* **Your instructions**:
In the Wyoming caucus projection, how many delegates are at stake in Wyoming?

* **Document section**:

▬▬▬▬▬▬▬▬▬▬

WYOMING CAUCUS: FINAL PROJECTION

The Wyoming Caucus is tomorrow, and though not very consequential in terms of delegates (with only fourteen up for grabs), Wyomingites are apparently poised to give Bernie Sanders another win. And yes, the official demonym of those who reside in Wyoming is “Wyomingite.” Here is my projection:

Screen Shot 2016-04-08 at 8.24.51 PM

Hillary Clinton will perform poorly for the following reasons:

  • Wyoming has a closed caucus, which Bernie has consistently done very well in. He has won all seven closed caucuses to date (counting the recent Nevada flip).
  • Wyoming has the second lowest population of Black voters in the nation, 0.8%, second only to Idaho.
  • Bernie Sanders has a greater social media presence in Wyoming than every other state that has voted so far, with the exception of Vermont.
  • Hillary Clinton has a very low amount of Google search interest in Wyoming; it’s her third worst state in this regard, behind only Idaho and Vermont.

I wouldn’t be surprised to see Hillary drop below 20% in Wyoming by the time the caucus results are in. As we witnessed in Alaska, at caucus locations where Hillary has very little support, she runs the risk of being deemed a non-viable candidate (this threshold is 15% at all caucuses as far as I’m aware) and being awarded no delegates at that location.

▬▬▬▬▬▬▬▬▬▬

* **Data excerpt**:
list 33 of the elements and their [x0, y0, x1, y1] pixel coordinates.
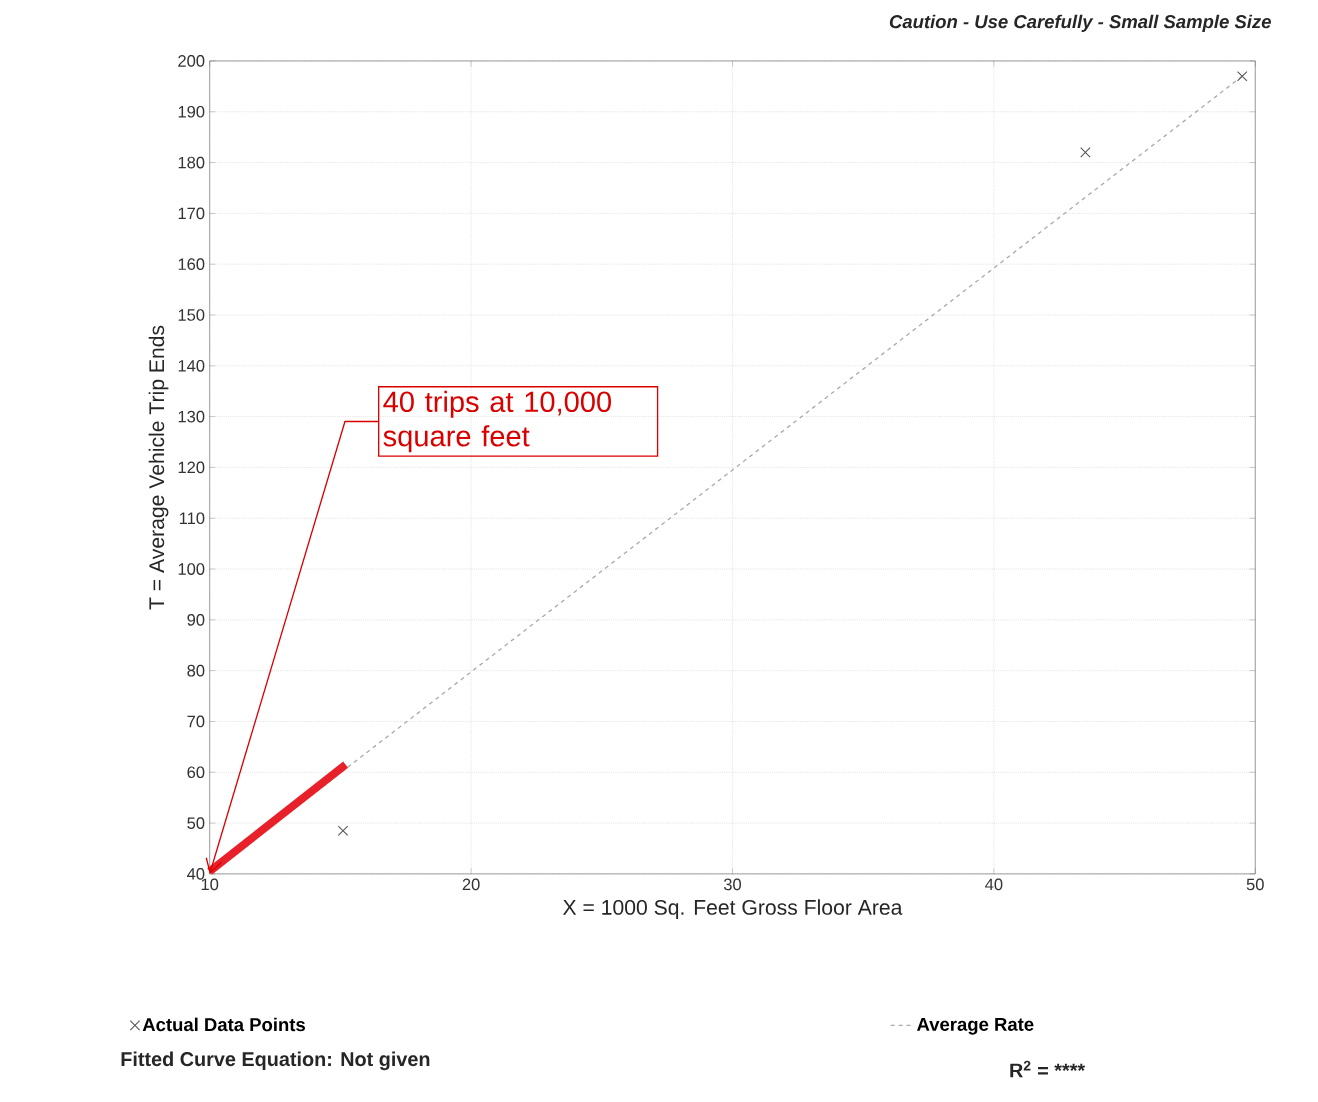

▬▬▬▬▬▬▬▬▬▬

* **Written solution**:
Fourteen delegates are at stake.